## SET TASK
Exactly reproduce each line of the listing that follows.

## Stored items from a collection
>> Begin

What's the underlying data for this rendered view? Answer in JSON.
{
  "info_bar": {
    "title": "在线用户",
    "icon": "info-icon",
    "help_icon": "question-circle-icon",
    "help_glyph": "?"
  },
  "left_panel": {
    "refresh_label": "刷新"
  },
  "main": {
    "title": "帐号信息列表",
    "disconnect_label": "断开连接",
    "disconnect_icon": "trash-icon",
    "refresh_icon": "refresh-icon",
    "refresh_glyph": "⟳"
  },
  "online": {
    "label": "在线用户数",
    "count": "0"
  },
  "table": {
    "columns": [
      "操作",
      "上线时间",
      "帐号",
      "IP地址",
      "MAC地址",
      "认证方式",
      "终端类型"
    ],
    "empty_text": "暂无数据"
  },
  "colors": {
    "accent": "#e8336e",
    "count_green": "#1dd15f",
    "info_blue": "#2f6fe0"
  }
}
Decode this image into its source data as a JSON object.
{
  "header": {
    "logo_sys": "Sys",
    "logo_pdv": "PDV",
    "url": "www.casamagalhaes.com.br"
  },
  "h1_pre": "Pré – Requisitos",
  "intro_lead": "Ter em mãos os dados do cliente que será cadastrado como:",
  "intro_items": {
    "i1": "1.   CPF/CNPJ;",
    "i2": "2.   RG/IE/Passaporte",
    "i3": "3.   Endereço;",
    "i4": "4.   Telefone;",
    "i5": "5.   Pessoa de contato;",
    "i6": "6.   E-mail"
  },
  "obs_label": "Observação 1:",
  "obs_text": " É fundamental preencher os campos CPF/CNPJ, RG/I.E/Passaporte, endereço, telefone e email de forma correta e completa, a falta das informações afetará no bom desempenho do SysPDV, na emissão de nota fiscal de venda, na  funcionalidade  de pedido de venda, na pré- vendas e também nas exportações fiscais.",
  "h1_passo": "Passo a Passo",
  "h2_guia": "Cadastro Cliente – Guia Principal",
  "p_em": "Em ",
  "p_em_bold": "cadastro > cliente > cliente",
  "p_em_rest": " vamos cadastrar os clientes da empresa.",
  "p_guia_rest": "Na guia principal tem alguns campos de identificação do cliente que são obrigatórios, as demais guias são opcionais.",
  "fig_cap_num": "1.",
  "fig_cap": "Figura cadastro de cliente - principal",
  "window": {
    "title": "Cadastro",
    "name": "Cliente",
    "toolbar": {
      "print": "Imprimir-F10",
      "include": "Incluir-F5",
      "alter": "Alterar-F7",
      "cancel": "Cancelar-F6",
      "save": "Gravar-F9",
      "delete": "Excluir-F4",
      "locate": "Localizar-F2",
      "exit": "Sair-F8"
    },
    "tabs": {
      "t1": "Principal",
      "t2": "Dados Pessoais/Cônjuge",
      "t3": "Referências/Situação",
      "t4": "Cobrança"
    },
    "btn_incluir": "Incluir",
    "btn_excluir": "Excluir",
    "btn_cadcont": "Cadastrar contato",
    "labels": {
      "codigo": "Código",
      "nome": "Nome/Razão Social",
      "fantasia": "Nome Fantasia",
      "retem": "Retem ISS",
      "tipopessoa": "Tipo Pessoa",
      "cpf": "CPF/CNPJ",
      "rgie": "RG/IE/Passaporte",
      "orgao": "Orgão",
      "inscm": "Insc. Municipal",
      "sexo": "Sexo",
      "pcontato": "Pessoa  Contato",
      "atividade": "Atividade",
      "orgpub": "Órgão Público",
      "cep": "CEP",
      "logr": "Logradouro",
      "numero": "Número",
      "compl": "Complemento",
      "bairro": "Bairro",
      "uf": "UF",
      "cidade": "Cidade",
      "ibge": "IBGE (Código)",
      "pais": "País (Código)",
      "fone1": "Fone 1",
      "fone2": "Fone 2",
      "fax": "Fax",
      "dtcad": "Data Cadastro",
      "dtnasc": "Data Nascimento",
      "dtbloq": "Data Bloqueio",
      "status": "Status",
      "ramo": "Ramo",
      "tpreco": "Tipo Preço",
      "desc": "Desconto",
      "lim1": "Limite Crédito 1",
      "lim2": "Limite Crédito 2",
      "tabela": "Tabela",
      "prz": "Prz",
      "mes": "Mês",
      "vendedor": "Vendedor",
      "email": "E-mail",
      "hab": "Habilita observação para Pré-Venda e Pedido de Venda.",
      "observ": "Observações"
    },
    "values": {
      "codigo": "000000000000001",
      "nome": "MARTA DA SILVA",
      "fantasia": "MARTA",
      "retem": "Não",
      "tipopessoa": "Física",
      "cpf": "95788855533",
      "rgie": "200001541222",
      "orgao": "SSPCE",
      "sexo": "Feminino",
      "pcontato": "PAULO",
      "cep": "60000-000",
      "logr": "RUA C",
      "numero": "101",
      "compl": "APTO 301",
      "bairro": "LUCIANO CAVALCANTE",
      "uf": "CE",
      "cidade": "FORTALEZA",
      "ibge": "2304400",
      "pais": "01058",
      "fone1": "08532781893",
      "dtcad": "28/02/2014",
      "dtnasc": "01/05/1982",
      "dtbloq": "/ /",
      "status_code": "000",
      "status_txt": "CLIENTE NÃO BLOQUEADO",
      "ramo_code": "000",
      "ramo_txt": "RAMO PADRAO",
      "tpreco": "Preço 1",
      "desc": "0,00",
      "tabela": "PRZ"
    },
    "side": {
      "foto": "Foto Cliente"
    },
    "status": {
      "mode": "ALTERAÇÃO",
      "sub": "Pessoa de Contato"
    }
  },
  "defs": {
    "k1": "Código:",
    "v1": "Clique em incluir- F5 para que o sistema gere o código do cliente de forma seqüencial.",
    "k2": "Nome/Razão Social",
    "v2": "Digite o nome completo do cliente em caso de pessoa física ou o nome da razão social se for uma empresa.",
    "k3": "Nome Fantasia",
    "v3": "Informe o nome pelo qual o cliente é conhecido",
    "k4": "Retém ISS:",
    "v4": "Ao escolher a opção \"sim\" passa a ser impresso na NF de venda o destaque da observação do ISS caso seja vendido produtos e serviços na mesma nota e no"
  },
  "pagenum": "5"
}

>> End

## WRITTEN RESPONSE
What's the underlying data for this rendered view? Answer in JSON.
{
  "info_bar": {
    "title": "在线用户",
    "icon": "info-icon",
    "help_icon": "question-circle-icon",
    "help_glyph": "?"
  },
  "left_panel": {
    "refresh_label": "刷新"
  },
  "main": {
    "title": "帐号信息列表",
    "disconnect_label": "断开连接",
    "disconnect_icon": "trash-icon",
    "refresh_icon": "refresh-icon",
    "refresh_glyph": "⟳"
  },
  "online": {
    "label": "在线用户数",
    "count": "0"
  },
  "table": {
    "columns": [
      "操作",
      "上线时间",
      "帐号",
      "IP地址",
      "MAC地址",
      "认证方式",
      "终端类型"
    ],
    "empty_text": "暂无数据"
  },
  "colors": {
    "accent": "#e8336e",
    "count_green": "#1dd15f",
    "info_blue": "#2f6fe0"
  }
}
Decode this image into its source data as a JSON object.
{
  "header": {
    "logo_sys": "Sys",
    "logo_pdv": "PDV",
    "url": "www.casamagalhaes.com.br"
  },
  "h1_pre": "Pré – Requisitos",
  "intro_lead": "Ter em mãos os dados do cliente que será cadastrado como:",
  "intro_items": {
    "i1": "1.   CPF/CNPJ;",
    "i2": "2.   RG/IE/Passaporte",
    "i3": "3.   Endereço;",
    "i4": "4.   Telefone;",
    "i5": "5.   Pessoa de contato;",
    "i6": "6.   E-mail"
  },
  "obs_label": "Observação 1:",
  "obs_text": " É fundamental preencher os campos CPF/CNPJ, RG/I.E/Passaporte, endereço, telefone e email de forma correta e completa, a falta das informações afetará no bom desempenho do SysPDV, na emissão de nota fiscal de venda, na  funcionalidade  de pedido de venda, na pré- vendas e também nas exportações fiscais.",
  "h1_passo": "Passo a Passo",
  "h2_guia": "Cadastro Cliente – Guia Principal",
  "p_em": "Em ",
  "p_em_bold": "cadastro > cliente > cliente",
  "p_em_rest": " vamos cadastrar os clientes da empresa.",
  "p_guia_rest": "Na guia principal tem alguns campos de identificação do cliente que são obrigatórios, as demais guias são opcionais.",
  "fig_cap_num": "1.",
  "fig_cap": "Figura cadastro de cliente - principal",
  "window": {
    "title": "Cadastro",
    "name": "Cliente",
    "toolbar": {
      "print": "Imprimir-F10",
      "include": "Incluir-F5",
      "alter": "Alterar-F7",
      "cancel": "Cancelar-F6",
      "save": "Gravar-F9",
      "delete": "Excluir-F4",
      "locate": "Localizar-F2",
      "exit": "Sair-F8"
    },
    "tabs": {
      "t1": "Principal",
      "t2": "Dados Pessoais/Cônjuge",
      "t3": "Referências/Situação",
      "t4": "Cobrança"
    },
    "btn_incluir": "Incluir",
    "btn_excluir": "Excluir",
    "btn_cadcont": "Cadastrar contato",
    "labels": {
      "codigo": "Código",
      "nome": "Nome/Razão Social",
      "fantasia": "Nome Fantasia",
      "retem": "Retem ISS",
      "tipopessoa": "Tipo Pessoa",
      "cpf": "CPF/CNPJ",
      "rgie": "RG/IE/Passaporte",
      "orgao": "Orgão",
      "inscm": "Insc. Municipal",
      "sexo": "Sexo",
      "pcontato": "Pessoa  Contato",
      "atividade": "Atividade",
      "orgpub": "Órgão Público",
      "cep": "CEP",
      "logr": "Logradouro",
      "numero": "Número",
      "compl": "Complemento",
      "bairro": "Bairro",
      "uf": "UF",
      "cidade": "Cidade",
      "ibge": "IBGE (Código)",
      "pais": "País (Código)",
      "fone1": "Fone 1",
      "fone2": "Fone 2",
      "fax": "Fax",
      "dtcad": "Data Cadastro",
      "dtnasc": "Data Nascimento",
      "dtbloq": "Data Bloqueio",
      "status": "Status",
      "ramo": "Ramo",
      "tpreco": "Tipo Preço",
      "desc": "Desconto",
      "lim1": "Limite Crédito 1",
      "lim2": "Limite Crédito 2",
      "tabela": "Tabela",
      "prz": "Prz",
      "mes": "Mês",
      "vendedor": "Vendedor",
      "email": "E-mail",
      "hab": "Habilita observação para Pré-Venda e Pedido de Venda.",
      "observ": "Observações"
    },
    "values": {
      "codigo": "000000000000001",
      "nome": "MARTA DA SILVA",
      "fantasia": "MARTA",
      "retem": "Não",
      "tipopessoa": "Física",
      "cpf": "95788855533",
      "rgie": "200001541222",
      "orgao": "SSPCE",
      "sexo": "Feminino",
      "pcontato": "PAULO",
      "cep": "60000-000",
      "logr": "RUA C",
      "numero": "101",
      "compl": "APTO 301",
      "bairro": "LUCIANO CAVALCANTE",
      "uf": "CE",
      "cidade": "FORTALEZA",
      "ibge": "2304400",
      "pais": "01058",
      "fone1": "08532781893",
      "dtcad": "28/02/2014",
      "dtnasc": "01/05/1982",
      "dtbloq": "/ /",
      "status_code": "000",
      "status_txt": "CLIENTE NÃO BLOQUEADO",
      "ramo_code": "000",
      "ramo_txt": "RAMO PADRAO",
      "tpreco": "Preço 1",
      "desc": "0,00",
      "tabela": "PRZ"
    },
    "side": {
      "foto": "Foto Cliente"
    },
    "status": {
      "mode": "ALTERAÇÃO",
      "sub": "Pessoa de Contato"
    }
  },
  "defs": {
    "k1": "Código:",
    "v1": "Clique em incluir- F5 para que o sistema gere o código do cliente de forma seqüencial.",
    "k2": "Nome/Razão Social",
    "v2": "Digite o nome completo do cliente em caso de pessoa física ou o nome da razão social se for uma empresa.",
    "k3": "Nome Fantasia",
    "v3": "Informe o nome pelo qual o cliente é conhecido",
    "k4": "Retém ISS:",
    "v4": "Ao escolher a opção \"sim\" passa a ser impresso na NF de venda o destaque da observação do ISS caso seja vendido produtos e serviços na mesma nota e no"
  },
  "pagenum": "5"
}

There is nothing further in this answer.